-- DO THIS --
Go through the material below and copy each line where the word "សចរណ" appears.
☆ ☆ ☆ ☆ ☆
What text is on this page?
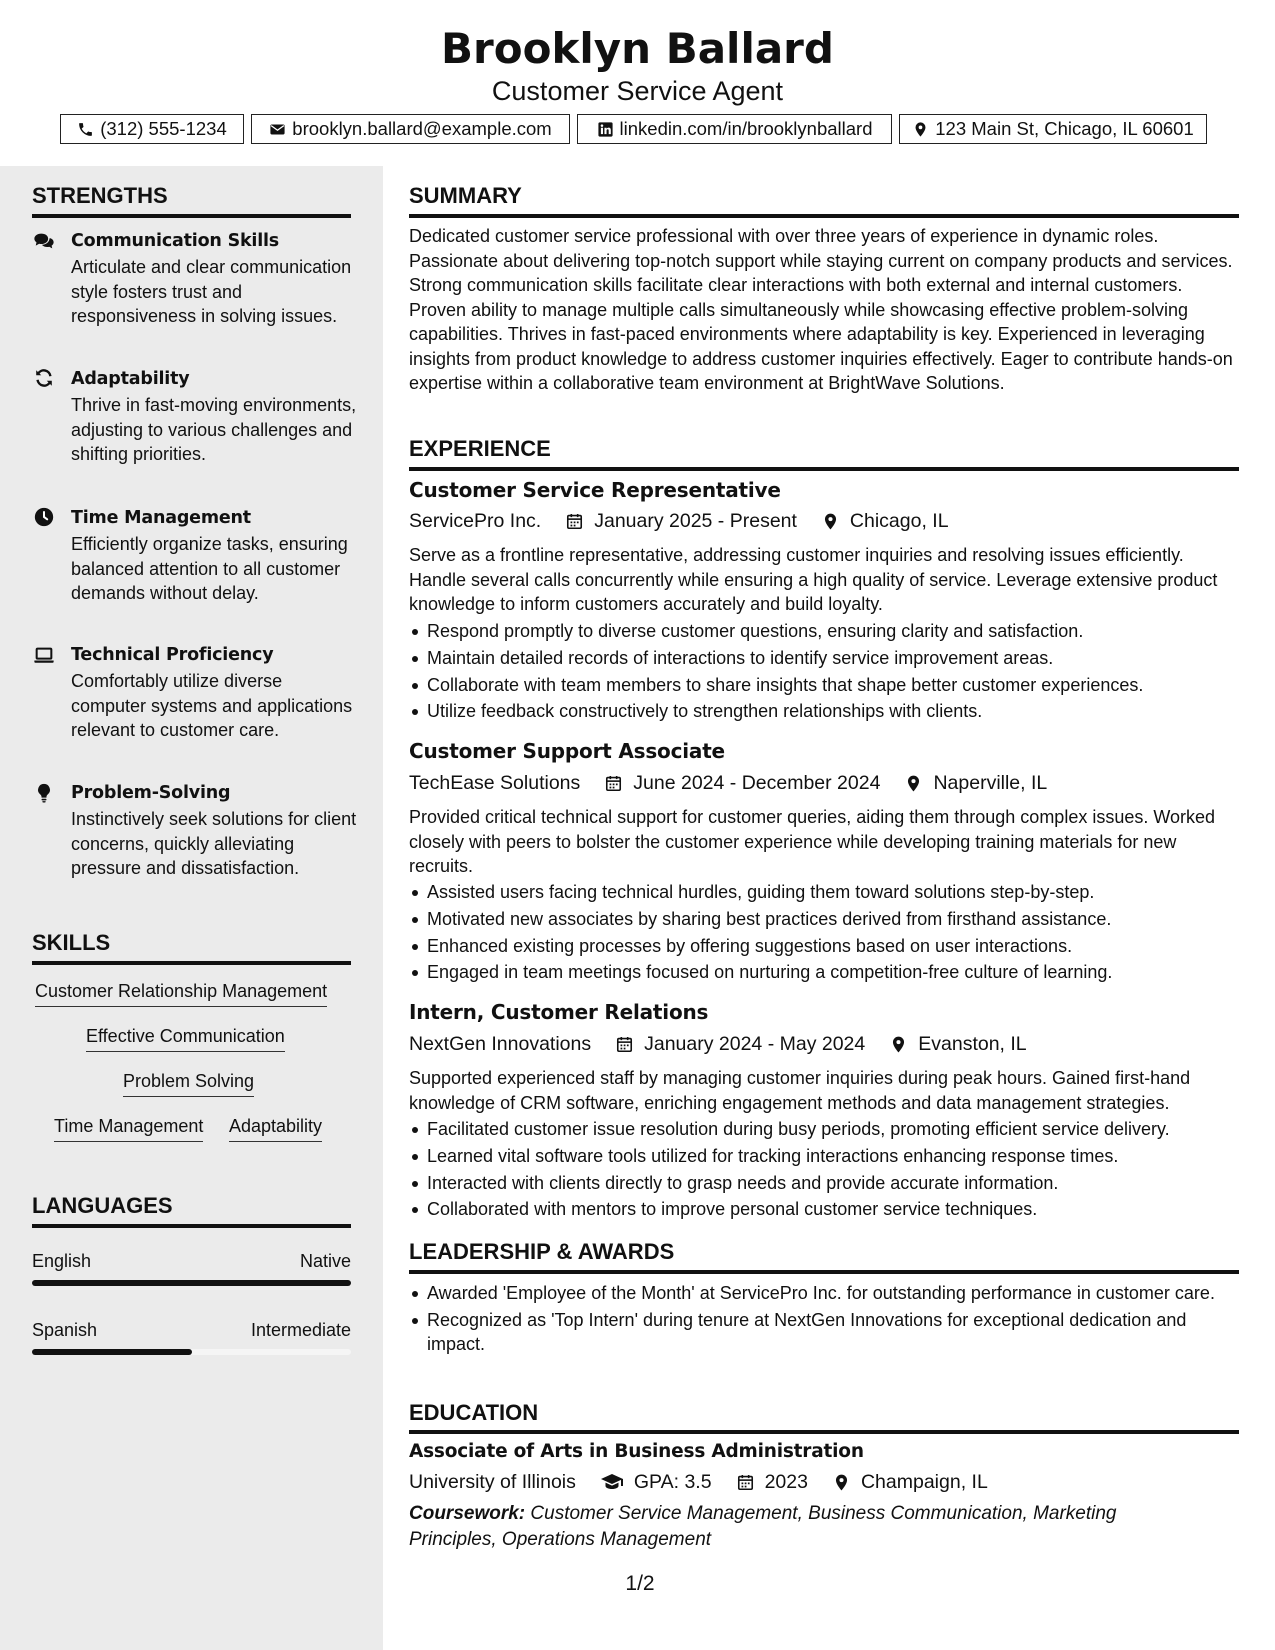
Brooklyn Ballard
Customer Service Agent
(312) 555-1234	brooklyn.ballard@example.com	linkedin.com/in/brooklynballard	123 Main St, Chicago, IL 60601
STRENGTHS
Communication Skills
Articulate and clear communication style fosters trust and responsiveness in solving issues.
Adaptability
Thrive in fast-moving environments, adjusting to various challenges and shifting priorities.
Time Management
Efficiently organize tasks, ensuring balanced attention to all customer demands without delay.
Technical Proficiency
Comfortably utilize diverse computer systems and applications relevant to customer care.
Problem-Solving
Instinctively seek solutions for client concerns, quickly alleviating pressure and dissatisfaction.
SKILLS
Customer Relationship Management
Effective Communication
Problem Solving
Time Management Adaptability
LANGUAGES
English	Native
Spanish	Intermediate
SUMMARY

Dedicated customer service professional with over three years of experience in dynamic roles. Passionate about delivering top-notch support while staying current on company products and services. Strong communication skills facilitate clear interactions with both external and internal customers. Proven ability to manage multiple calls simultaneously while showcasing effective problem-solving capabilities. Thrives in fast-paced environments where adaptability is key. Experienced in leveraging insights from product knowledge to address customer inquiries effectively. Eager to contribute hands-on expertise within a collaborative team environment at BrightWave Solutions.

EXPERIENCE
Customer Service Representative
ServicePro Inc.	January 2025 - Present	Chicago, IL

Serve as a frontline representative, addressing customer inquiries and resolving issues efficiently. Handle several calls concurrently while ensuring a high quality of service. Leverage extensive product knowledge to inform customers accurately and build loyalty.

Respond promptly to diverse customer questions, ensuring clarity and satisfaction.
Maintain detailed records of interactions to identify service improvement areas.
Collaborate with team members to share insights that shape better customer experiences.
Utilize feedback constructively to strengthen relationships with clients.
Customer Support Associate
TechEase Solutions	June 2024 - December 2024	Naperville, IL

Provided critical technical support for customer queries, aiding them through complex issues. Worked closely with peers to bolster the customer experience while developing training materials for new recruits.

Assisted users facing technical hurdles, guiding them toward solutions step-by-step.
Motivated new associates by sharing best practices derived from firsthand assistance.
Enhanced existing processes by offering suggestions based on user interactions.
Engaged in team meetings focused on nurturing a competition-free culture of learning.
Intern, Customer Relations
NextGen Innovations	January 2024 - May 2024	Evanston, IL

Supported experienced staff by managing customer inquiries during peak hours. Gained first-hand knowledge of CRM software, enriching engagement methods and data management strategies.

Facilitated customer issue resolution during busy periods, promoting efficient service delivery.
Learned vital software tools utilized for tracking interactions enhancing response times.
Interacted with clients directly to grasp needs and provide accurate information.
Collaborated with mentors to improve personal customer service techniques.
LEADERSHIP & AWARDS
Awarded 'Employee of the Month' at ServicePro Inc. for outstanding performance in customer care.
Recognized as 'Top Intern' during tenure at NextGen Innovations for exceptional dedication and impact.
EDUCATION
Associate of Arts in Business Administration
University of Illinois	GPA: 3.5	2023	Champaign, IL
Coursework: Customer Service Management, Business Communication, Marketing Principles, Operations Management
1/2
☆ ☆ ☆ ☆ ☆
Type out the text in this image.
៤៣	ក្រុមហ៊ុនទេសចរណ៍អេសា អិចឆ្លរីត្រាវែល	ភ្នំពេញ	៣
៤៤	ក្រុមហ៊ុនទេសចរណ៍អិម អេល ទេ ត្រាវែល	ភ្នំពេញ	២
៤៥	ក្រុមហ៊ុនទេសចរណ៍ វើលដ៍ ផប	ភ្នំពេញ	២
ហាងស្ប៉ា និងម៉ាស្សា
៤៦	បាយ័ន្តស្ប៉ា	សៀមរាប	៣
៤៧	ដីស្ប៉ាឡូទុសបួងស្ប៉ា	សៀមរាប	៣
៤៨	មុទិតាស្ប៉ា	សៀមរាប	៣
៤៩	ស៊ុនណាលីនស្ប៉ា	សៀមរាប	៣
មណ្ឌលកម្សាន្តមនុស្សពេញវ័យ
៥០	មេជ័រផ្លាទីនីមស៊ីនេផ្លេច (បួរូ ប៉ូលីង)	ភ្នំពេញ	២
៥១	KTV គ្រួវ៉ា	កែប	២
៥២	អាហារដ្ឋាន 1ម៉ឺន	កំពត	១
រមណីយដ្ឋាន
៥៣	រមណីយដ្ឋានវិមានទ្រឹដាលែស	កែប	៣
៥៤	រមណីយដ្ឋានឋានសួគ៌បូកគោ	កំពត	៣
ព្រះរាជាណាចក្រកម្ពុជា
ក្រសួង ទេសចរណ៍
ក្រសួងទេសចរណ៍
☆ ☆ ☆ ☆ ☆
-- TASK OUTPUT --
៤៣	ក្រុមហ៊ុនទេសចរណ៍អេសា អិចឆ្លរីត្រាវែល	ភ្នំពេញ	៣
៤៤	ក្រុមហ៊ុនទេសចរណ៍អិម អេល ទេ ត្រាវែល	ភ្នំពេញ	២
៤៥	ក្រុមហ៊ុនទេសចរណ៍ វើលដ៍ ផប	ភ្នំពេញ	២
ក្រសួង ទេសចរណ៍
ក្រសួងទេសចរណ៍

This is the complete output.